__EXERCISE TASK__:
Keep only those lines of the records that include the string "sich".

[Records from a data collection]
______
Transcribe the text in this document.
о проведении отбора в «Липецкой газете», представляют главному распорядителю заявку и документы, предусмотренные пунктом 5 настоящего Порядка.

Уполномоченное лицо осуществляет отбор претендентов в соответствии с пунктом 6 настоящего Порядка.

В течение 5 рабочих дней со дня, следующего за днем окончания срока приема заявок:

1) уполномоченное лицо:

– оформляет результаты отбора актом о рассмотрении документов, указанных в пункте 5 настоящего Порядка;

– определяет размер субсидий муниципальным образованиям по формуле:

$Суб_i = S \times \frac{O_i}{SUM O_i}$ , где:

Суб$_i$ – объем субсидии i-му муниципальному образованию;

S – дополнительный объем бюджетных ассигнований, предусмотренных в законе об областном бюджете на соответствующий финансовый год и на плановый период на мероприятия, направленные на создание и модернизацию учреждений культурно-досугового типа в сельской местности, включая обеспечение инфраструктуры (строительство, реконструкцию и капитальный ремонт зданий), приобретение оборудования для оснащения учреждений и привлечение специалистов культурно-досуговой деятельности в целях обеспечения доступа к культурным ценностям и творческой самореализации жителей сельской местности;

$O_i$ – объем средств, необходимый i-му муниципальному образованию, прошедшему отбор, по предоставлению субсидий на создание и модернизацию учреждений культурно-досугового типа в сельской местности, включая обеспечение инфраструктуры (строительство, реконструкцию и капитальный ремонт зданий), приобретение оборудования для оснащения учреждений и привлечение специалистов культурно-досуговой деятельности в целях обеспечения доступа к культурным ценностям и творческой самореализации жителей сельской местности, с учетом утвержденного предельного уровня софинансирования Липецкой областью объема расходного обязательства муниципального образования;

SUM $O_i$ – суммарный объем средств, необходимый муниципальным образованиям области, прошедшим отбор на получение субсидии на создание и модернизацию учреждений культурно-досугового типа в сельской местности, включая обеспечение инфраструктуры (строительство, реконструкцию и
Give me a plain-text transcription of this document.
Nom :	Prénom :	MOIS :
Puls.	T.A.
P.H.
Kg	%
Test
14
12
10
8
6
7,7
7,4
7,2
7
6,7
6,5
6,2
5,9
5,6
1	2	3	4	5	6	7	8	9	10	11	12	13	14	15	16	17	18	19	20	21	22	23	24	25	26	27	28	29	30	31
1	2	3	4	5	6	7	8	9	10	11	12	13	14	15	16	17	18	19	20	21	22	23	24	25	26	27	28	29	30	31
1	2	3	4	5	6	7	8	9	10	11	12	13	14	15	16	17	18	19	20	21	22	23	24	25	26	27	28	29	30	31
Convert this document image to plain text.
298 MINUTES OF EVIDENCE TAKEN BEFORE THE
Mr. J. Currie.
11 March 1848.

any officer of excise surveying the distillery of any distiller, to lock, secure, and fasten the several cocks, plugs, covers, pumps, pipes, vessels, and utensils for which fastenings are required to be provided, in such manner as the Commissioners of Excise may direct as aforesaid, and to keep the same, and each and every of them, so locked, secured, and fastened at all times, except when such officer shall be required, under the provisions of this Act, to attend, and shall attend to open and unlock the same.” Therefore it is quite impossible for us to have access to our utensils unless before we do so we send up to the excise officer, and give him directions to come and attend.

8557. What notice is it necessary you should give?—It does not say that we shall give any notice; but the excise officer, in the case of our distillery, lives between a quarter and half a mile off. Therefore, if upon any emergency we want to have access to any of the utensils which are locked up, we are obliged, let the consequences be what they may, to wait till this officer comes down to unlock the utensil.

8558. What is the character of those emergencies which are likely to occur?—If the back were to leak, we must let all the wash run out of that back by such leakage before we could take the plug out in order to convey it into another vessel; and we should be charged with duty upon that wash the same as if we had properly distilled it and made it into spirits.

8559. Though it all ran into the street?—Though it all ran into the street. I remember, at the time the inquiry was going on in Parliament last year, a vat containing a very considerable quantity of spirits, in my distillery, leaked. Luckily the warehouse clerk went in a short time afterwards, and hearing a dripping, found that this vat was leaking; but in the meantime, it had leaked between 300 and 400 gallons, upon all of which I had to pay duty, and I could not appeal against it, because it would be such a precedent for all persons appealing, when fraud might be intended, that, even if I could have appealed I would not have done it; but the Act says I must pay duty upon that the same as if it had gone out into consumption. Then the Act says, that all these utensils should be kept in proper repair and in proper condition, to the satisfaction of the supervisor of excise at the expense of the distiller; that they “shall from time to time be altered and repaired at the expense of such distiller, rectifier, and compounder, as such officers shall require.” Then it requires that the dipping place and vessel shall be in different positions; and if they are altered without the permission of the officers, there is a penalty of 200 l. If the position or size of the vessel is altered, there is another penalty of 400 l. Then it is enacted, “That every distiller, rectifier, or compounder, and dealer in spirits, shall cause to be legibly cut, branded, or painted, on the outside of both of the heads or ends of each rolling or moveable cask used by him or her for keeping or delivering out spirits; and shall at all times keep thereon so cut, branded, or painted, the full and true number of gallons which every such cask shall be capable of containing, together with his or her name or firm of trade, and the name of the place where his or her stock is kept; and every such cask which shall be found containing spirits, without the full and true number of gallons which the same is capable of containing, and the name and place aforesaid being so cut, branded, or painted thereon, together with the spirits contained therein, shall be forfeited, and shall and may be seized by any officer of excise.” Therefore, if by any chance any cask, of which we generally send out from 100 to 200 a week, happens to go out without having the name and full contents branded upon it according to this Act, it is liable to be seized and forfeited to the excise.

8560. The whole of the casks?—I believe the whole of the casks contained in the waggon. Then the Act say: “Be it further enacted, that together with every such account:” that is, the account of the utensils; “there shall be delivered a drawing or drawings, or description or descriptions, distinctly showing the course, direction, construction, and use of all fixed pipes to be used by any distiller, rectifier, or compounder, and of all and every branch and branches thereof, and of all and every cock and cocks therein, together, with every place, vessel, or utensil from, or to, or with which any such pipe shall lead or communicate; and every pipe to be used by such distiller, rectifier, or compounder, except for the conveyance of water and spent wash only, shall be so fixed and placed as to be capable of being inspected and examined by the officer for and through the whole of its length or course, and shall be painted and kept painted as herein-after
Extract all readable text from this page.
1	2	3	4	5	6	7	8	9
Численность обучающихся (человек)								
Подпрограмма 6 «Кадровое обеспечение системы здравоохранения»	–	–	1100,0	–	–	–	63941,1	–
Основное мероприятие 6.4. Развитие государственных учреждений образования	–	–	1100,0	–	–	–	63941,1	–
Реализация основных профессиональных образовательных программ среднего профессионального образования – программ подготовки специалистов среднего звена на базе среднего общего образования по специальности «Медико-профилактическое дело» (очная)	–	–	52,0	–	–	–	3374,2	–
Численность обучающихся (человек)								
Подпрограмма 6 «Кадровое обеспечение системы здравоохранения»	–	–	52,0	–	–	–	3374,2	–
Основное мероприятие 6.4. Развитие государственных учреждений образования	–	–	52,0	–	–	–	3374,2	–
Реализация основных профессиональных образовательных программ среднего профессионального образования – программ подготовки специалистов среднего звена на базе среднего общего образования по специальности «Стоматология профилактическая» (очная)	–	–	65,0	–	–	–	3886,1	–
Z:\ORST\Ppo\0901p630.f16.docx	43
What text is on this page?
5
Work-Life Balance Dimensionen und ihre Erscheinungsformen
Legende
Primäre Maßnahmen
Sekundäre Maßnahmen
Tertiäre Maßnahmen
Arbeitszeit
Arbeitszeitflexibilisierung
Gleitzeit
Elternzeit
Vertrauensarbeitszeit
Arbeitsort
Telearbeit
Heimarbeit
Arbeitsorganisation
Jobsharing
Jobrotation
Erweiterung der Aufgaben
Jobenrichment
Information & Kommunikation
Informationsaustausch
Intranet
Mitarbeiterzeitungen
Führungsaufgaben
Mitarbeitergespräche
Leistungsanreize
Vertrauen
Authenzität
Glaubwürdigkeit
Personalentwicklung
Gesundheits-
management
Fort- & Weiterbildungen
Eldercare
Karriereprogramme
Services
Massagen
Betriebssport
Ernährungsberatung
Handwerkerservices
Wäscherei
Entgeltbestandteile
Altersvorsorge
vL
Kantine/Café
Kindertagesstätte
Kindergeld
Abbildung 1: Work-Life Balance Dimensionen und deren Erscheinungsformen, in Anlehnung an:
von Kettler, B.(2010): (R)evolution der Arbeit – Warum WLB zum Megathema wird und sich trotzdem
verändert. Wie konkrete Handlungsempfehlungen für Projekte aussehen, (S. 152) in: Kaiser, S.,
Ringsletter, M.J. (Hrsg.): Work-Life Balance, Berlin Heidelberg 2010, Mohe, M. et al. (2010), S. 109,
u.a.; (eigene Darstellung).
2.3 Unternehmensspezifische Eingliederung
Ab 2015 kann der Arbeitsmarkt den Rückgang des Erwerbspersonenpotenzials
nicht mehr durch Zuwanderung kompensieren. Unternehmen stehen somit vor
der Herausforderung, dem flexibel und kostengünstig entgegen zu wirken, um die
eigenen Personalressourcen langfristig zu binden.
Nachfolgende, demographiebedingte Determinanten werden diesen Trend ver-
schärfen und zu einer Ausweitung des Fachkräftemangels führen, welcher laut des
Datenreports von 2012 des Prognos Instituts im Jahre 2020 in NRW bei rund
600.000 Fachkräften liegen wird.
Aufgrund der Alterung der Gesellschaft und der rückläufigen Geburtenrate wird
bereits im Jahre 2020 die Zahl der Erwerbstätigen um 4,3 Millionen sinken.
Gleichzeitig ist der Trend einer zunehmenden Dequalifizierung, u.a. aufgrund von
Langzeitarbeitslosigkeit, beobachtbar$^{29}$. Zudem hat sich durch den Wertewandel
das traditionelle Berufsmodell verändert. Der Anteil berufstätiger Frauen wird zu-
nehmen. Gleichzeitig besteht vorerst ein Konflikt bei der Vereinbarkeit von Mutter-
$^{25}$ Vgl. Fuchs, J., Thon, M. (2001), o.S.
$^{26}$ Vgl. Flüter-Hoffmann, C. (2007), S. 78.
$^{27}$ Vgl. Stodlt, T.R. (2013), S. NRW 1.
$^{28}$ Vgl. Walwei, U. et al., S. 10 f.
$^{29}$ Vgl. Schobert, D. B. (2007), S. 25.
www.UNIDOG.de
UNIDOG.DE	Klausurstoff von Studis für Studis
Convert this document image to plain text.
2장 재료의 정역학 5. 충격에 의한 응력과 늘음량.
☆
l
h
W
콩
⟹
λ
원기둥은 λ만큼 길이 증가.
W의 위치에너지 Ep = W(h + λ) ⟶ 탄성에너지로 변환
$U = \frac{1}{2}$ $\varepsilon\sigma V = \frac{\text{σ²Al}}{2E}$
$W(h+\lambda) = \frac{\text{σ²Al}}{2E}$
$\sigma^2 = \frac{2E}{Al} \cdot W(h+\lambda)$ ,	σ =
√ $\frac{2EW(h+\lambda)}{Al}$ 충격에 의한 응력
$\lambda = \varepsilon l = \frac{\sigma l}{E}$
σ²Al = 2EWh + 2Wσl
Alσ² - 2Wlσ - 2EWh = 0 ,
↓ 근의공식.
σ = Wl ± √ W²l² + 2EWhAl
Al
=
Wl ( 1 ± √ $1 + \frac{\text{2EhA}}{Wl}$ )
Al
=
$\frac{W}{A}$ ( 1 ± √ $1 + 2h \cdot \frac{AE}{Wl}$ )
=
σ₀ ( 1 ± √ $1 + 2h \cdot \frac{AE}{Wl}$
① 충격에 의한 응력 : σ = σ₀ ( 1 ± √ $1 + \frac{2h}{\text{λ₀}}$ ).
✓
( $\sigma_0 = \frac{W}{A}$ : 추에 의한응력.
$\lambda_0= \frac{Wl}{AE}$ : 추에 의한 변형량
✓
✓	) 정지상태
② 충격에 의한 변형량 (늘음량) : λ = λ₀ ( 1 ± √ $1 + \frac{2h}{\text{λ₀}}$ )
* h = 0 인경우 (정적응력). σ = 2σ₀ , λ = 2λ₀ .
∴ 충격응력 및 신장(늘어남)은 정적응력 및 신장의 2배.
______
__WRITTEN RESPONSE__:
von Kettler, B.(2010): (R)evolution der Arbeit – Warum WLB zum Megathema wird und sich trotzdem
Langzeitarbeitslosigkeit, beobachtbar$^{29}$. Zudem hat sich durch den Wertewandel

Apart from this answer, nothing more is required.